◆ Exercise prompt: Scan the entries below for the word "supplement". Copy each line that has it.

::::::::::

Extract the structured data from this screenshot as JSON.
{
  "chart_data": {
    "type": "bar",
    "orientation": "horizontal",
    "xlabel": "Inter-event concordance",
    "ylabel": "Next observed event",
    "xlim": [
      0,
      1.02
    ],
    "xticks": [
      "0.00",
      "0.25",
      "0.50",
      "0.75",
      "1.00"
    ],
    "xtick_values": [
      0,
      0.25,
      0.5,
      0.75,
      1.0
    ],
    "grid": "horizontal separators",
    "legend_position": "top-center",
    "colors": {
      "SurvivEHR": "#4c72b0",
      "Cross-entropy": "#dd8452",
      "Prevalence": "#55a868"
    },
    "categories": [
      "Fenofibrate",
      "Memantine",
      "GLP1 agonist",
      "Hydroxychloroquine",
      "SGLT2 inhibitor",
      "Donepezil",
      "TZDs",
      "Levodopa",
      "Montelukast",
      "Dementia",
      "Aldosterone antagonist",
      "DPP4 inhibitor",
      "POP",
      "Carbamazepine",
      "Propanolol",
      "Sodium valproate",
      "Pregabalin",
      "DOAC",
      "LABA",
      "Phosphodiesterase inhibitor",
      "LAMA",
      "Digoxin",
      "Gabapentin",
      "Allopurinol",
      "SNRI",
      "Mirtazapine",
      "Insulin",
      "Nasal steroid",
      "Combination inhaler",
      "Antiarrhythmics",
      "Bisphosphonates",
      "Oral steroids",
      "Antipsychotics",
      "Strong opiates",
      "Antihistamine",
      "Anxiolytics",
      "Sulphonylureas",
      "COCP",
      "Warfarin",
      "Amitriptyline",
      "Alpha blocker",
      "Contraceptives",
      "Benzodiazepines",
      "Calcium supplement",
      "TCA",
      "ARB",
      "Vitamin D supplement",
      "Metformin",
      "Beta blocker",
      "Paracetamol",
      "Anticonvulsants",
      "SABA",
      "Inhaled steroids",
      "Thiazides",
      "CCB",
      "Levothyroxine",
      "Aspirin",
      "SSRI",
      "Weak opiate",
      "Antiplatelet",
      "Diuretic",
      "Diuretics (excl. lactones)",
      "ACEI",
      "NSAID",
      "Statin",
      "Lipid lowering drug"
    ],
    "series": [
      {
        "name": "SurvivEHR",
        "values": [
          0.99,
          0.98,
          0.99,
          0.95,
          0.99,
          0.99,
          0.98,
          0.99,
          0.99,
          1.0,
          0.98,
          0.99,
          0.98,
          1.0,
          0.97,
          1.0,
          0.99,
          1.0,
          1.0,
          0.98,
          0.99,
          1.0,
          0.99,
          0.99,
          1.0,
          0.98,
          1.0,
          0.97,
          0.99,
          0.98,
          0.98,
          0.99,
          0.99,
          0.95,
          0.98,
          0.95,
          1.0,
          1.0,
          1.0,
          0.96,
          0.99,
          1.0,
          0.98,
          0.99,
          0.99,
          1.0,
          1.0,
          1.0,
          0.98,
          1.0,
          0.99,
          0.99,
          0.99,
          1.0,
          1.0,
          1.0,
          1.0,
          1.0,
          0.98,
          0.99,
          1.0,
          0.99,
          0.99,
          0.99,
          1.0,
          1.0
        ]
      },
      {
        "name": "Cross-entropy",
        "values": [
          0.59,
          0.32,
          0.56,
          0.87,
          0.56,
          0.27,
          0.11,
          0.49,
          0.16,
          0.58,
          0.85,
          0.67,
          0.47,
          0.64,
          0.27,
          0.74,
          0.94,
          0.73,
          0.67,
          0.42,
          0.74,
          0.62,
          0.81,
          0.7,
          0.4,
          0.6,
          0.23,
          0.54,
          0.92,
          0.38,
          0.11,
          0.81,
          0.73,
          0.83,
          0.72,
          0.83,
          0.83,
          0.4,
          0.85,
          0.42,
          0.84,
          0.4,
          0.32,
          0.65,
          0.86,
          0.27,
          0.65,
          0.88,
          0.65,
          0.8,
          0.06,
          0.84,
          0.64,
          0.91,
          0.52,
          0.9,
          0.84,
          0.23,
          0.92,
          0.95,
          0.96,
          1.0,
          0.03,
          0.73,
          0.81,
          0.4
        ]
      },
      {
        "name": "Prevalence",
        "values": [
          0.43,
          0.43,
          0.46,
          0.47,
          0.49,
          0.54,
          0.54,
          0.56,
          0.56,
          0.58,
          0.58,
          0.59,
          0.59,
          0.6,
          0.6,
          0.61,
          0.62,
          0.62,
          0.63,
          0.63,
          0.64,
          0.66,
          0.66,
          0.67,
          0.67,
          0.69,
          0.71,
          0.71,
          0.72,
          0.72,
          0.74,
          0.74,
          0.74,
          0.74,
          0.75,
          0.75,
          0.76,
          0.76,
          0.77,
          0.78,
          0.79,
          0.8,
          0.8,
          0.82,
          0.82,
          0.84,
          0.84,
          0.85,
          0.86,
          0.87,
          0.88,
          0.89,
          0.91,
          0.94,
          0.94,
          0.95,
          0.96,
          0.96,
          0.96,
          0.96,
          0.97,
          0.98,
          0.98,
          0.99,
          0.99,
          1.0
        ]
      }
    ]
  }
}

::::::::::

◆ Solution to this exercise:
      "Calcium supplement",
      "Vitamin D supplement",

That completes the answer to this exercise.